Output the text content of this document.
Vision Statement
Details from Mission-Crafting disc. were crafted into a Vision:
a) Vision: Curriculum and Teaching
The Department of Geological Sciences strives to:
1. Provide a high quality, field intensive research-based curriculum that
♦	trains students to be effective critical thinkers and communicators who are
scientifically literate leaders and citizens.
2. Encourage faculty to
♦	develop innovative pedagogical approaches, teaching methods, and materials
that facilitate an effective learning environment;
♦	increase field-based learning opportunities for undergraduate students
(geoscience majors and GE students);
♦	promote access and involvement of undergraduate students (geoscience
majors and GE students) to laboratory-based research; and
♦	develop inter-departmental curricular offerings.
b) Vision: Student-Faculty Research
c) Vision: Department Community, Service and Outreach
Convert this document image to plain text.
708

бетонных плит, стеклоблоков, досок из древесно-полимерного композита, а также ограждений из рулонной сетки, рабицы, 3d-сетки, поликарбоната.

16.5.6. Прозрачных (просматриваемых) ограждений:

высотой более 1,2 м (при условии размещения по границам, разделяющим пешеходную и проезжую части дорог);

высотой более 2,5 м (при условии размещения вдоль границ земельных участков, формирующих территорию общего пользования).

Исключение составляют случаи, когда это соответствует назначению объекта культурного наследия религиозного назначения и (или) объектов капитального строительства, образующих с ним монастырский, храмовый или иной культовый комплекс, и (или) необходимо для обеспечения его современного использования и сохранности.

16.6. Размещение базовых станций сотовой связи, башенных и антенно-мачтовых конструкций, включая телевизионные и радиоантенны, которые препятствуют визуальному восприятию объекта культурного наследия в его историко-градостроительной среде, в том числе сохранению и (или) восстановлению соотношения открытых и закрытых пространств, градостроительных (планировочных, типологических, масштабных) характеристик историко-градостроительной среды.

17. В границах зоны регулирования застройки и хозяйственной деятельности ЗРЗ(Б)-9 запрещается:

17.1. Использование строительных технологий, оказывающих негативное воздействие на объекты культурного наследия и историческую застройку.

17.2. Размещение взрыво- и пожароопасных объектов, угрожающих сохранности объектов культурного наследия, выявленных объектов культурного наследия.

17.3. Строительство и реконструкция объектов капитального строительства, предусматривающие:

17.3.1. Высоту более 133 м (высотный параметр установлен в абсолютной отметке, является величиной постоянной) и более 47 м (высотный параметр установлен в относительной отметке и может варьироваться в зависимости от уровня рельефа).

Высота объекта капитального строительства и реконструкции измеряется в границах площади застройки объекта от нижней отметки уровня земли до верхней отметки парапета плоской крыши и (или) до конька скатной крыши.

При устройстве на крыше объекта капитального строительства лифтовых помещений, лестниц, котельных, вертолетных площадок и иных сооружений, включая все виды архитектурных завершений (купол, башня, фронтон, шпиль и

Work to complete. Copy out the data shown above without altering anything.

Answer to this problem.
Output the text content of this document.
Vision Statement
Details from Mission-Crafting disc. were crafted into a Vision:
a) Vision: Curriculum and Teaching
The Department of Geological Sciences strives to:
1. Provide a high quality, field intensive research-based curriculum that
♦	trains students to be effective critical thinkers and communicators who are
scientifically literate leaders and citizens.
2. Encourage faculty to
♦	develop innovative pedagogical approaches, teaching methods, and materials
that facilitate an effective learning environment;
♦	increase field-based learning opportunities for undergraduate students
(geoscience majors and GE students);
♦	promote access and involvement of undergraduate students (geoscience
majors and GE students) to laboratory-based research; and
♦	develop inter-departmental curricular offerings.
b) Vision: Student-Faculty Research
c) Vision: Department Community, Service and Outreach
Convert this document image to plain text.
708

бетонных плит, стеклоблоков, досок из древесно-полимерного композита, а также ограждений из рулонной сетки, рабицы, 3d-сетки, поликарбоната.

16.5.6. Прозрачных (просматриваемых) ограждений:

высотой более 1,2 м (при условии размещения по границам, разделяющим пешеходную и проезжую части дорог);

высотой более 2,5 м (при условии размещения вдоль границ земельных участков, формирующих территорию общего пользования).

Исключение составляют случаи, когда это соответствует назначению объекта культурного наследия религиозного назначения и (или) объектов капитального строительства, образующих с ним монастырский, храмовый или иной культовый комплекс, и (или) необходимо для обеспечения его современного использования и сохранности.

16.6. Размещение базовых станций сотовой связи, башенных и антенно-мачтовых конструкций, включая телевизионные и радиоантенны, которые препятствуют визуальному восприятию объекта культурного наследия в его историко-градостроительной среде, в том числе сохранению и (или) восстановлению соотношения открытых и закрытых пространств, градостроительных (планировочных, типологических, масштабных) характеристик историко-градостроительной среды.

17. В границах зоны регулирования застройки и хозяйственной деятельности ЗРЗ(Б)-9 запрещается:

17.1. Использование строительных технологий, оказывающих негативное воздействие на объекты культурного наследия и историческую застройку.

17.2. Размещение взрыво- и пожароопасных объектов, угрожающих сохранности объектов культурного наследия, выявленных объектов культурного наследия.

17.3. Строительство и реконструкция объектов капитального строительства, предусматривающие:

17.3.1. Высоту более 133 м (высотный параметр установлен в абсолютной отметке, является величиной постоянной) и более 47 м (высотный параметр установлен в относительной отметке и может варьироваться в зависимости от уровня рельефа).

Высота объекта капитального строительства и реконструкции измеряется в границах площади застройки объекта от нижней отметки уровня земли до верхней отметки парапета плоской крыши и (или) до конька скатной крыши.

При устройстве на крыше объекта капитального строительства лифтовых помещений, лестниц, котельных, вертолетных площадок и иных сооружений, включая все виды архитектурных завершений (купол, башня, фронтон, шпиль и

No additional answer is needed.